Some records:
++++++

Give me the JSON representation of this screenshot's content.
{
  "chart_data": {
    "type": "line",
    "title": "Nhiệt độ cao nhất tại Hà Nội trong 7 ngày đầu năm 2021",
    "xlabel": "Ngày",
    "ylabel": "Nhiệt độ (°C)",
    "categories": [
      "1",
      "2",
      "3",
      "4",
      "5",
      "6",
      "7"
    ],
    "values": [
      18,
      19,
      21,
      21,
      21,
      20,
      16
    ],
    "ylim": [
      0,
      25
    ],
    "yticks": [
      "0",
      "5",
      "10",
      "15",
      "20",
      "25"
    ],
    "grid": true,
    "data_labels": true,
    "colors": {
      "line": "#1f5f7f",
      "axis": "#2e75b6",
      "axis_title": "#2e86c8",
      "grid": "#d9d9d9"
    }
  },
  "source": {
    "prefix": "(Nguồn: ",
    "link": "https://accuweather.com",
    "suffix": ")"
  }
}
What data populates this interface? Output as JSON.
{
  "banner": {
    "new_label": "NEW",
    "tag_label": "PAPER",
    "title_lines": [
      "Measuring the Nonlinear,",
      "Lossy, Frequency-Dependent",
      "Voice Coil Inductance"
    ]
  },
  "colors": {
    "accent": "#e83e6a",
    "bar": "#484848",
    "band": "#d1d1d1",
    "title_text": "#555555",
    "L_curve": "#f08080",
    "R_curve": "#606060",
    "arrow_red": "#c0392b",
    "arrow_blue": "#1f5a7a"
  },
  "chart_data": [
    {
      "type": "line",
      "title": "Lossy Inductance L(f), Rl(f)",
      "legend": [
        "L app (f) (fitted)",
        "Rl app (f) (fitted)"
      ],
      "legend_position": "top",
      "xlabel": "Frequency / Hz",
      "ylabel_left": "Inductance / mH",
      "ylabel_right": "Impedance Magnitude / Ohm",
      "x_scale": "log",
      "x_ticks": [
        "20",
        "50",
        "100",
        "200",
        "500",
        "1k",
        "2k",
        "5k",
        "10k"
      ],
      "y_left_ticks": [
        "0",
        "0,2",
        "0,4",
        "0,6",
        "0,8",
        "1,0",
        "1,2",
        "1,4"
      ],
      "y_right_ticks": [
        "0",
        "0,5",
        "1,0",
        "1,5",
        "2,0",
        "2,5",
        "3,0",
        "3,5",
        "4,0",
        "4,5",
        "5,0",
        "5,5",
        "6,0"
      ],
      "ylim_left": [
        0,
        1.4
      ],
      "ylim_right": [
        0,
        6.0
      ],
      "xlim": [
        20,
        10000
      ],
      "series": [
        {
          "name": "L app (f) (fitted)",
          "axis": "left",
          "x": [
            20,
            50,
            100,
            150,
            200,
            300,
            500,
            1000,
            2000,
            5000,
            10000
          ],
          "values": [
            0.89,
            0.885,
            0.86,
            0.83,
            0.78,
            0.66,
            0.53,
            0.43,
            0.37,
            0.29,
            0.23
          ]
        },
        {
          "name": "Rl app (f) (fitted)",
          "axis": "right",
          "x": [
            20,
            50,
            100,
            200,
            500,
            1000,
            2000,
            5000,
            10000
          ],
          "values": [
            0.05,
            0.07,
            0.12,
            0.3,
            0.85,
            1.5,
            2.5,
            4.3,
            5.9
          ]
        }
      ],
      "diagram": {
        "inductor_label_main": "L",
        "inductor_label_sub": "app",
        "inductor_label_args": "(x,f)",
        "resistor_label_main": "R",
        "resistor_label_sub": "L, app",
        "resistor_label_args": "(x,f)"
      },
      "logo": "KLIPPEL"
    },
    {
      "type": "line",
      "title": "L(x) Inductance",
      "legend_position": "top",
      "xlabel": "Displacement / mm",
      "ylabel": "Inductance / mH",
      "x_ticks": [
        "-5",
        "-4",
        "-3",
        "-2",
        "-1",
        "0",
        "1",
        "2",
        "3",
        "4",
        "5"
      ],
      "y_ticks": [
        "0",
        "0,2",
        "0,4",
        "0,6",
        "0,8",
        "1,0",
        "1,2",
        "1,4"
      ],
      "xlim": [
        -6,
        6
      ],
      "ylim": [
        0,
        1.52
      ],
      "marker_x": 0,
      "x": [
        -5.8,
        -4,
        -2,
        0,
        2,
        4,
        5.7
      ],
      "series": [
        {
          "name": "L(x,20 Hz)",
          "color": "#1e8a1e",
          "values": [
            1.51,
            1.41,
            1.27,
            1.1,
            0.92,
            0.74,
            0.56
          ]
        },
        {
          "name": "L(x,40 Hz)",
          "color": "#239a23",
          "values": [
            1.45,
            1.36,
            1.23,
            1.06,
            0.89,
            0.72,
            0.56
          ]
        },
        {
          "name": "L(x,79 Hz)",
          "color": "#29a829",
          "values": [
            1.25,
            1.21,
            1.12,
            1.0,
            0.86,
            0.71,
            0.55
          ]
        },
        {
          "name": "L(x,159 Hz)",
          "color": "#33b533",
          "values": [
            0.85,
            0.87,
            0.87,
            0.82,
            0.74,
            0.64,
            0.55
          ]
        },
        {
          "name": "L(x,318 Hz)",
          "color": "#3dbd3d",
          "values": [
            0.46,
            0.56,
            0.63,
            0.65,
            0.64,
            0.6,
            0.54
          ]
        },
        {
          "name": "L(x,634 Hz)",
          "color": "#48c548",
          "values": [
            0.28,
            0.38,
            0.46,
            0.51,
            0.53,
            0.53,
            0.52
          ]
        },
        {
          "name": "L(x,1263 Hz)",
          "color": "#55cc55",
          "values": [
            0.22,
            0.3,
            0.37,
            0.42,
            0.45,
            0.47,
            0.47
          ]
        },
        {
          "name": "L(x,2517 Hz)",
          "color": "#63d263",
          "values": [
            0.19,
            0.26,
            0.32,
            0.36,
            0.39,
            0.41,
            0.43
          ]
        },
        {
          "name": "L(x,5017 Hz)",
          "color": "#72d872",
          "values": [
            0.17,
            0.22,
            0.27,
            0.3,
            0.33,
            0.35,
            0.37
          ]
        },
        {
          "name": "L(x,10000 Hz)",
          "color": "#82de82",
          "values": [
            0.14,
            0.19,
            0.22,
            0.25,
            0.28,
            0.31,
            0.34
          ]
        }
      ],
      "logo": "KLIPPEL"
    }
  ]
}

++++++

— Requirements —
Look through the entries above for the word "Inductance". Copy every line where it shows up.

— Solution to the problem —
      "Voice Coil Inductance"
      "title": "Lossy Inductance L(f), Rl(f)",
      "ylabel_left": "Inductance / mH",
      "title": "L(x) Inductance",
      "ylabel": "Inductance / mH",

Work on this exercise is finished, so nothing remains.